Exercise requirements: State the number of lines in these records that include the word "this", and add nothing to it.

━━━ Extracted material ━━━

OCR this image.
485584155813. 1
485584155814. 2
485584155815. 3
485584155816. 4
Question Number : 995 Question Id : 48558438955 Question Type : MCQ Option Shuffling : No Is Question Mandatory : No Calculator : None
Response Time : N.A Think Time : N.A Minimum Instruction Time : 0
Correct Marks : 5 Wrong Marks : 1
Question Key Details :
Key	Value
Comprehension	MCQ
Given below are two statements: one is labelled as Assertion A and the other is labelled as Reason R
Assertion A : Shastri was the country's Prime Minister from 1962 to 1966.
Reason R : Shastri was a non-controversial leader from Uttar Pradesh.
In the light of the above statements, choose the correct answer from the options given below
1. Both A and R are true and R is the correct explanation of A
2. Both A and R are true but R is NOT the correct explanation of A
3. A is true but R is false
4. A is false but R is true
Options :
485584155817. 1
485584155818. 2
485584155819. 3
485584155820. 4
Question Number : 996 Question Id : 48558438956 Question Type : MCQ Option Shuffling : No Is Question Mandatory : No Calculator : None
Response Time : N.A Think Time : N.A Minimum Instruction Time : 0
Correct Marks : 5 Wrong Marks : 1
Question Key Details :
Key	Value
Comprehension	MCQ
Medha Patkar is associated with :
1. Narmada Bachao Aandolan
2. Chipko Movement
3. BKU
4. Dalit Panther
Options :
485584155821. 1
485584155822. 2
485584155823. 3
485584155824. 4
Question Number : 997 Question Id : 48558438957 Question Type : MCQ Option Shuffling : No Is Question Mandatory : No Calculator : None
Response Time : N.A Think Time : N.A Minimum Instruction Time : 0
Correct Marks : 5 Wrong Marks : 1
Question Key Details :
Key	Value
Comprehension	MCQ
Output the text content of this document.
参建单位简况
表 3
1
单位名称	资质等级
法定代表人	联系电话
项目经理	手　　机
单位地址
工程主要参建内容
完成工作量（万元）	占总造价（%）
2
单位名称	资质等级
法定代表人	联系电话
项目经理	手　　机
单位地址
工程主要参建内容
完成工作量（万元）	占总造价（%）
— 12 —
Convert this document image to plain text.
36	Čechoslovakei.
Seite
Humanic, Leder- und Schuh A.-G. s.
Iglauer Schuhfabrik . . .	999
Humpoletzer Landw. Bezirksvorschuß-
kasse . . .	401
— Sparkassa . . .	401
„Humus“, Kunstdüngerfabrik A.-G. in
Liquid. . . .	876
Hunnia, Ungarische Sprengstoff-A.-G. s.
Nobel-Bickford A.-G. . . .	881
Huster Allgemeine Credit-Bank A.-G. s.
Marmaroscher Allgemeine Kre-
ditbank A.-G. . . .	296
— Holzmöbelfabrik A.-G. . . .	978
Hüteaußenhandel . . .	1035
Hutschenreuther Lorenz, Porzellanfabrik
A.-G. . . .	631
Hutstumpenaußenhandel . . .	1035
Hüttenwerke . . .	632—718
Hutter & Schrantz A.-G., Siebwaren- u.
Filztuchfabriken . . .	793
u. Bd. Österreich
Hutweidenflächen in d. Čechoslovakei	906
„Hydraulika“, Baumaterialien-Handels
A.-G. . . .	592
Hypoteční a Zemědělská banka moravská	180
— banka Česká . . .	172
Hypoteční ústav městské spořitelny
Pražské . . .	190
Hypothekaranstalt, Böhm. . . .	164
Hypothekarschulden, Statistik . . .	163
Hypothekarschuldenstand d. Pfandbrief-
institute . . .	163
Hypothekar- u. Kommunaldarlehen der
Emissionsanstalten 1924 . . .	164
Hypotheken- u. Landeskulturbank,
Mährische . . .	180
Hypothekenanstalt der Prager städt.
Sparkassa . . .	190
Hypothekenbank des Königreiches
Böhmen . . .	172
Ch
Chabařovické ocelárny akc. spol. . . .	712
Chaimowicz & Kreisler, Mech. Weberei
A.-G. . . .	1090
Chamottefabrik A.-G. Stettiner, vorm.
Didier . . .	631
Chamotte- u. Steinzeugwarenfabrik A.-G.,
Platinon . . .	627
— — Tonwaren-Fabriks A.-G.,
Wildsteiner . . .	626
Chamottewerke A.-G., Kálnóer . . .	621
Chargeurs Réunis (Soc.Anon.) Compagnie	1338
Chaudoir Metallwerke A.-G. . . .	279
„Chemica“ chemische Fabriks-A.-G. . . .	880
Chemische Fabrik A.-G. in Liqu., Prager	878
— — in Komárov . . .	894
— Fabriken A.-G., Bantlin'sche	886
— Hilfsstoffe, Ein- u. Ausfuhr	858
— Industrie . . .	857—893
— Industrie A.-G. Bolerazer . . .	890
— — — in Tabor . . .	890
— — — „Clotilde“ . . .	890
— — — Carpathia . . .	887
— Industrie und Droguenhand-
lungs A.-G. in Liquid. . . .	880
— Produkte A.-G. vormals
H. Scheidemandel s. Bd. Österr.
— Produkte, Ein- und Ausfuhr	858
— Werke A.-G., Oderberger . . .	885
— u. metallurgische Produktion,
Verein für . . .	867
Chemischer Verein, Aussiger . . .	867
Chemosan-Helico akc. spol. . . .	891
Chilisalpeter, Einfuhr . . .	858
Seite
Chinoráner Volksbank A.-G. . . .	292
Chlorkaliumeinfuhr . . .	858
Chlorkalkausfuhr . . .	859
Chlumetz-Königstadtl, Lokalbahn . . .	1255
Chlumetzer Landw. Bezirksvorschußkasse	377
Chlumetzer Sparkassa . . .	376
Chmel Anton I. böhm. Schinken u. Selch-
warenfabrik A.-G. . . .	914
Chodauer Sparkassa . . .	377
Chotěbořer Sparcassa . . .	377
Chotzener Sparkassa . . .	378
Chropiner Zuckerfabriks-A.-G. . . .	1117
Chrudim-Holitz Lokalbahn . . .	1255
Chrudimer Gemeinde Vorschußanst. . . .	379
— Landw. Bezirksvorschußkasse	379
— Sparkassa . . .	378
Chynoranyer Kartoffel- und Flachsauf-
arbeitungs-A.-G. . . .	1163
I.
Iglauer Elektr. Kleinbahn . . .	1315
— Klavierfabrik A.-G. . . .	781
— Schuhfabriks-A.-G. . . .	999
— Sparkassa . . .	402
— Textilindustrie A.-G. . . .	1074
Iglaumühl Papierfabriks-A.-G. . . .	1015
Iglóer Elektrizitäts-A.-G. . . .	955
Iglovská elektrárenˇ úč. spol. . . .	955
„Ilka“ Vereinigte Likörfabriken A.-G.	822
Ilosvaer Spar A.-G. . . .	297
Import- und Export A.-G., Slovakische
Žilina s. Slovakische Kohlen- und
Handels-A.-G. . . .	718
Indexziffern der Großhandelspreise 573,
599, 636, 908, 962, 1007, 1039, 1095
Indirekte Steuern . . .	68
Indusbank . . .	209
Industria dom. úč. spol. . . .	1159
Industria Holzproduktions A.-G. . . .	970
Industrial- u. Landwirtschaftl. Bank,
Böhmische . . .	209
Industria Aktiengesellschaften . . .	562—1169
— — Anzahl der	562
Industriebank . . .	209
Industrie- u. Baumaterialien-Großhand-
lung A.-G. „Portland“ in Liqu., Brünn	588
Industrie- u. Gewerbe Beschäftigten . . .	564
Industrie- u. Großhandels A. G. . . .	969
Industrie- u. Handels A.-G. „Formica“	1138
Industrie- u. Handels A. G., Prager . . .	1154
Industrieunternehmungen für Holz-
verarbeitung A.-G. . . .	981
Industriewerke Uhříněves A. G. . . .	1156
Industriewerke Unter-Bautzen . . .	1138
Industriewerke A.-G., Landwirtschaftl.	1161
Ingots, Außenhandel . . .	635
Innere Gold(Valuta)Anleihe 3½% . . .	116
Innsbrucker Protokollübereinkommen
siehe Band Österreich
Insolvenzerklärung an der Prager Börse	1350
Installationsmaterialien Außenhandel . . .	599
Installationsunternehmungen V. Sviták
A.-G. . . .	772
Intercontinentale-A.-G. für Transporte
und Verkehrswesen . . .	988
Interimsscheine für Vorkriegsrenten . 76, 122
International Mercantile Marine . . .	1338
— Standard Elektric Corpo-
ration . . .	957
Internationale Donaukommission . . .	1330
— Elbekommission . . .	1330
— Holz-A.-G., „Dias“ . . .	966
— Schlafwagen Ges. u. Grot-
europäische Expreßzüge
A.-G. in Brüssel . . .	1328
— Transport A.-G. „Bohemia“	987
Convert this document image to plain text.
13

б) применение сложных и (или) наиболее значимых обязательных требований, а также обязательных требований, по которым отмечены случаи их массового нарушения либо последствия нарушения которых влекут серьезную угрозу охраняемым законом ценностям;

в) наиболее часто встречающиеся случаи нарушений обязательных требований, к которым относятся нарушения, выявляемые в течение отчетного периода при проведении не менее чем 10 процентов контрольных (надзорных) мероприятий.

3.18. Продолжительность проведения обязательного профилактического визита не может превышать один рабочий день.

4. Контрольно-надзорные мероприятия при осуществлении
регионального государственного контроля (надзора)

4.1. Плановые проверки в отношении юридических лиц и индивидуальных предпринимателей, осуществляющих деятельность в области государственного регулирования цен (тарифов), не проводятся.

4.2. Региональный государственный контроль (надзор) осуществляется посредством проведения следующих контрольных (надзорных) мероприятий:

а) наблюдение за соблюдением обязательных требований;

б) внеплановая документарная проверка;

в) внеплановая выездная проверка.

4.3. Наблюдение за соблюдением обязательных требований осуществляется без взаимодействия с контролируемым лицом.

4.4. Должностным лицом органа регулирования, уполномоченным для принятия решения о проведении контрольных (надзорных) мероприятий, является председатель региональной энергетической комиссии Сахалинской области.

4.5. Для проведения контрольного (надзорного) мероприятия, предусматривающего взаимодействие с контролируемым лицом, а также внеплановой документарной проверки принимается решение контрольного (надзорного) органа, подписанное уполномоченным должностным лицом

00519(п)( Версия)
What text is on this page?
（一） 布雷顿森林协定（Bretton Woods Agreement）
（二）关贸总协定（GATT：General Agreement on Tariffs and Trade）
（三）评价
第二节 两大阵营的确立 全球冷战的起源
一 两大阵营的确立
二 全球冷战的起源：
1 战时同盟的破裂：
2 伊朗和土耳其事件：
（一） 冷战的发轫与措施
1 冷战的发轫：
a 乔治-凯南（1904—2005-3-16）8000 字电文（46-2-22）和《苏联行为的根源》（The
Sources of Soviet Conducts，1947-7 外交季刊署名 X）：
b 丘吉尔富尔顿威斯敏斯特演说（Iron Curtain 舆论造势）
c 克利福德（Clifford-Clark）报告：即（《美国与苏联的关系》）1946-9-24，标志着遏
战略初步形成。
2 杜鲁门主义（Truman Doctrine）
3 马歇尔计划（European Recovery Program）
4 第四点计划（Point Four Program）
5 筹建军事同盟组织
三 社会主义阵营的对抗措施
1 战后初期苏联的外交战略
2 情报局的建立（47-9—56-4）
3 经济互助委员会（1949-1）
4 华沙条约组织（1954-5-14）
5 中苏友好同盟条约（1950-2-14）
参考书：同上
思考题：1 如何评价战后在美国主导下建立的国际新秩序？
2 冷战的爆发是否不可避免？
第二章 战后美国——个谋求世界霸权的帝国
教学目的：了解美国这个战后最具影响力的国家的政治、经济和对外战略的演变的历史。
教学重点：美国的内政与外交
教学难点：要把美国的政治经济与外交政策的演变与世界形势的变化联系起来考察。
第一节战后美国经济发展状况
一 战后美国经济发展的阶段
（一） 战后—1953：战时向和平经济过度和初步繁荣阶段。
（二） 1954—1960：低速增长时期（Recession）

━━━

Output: 5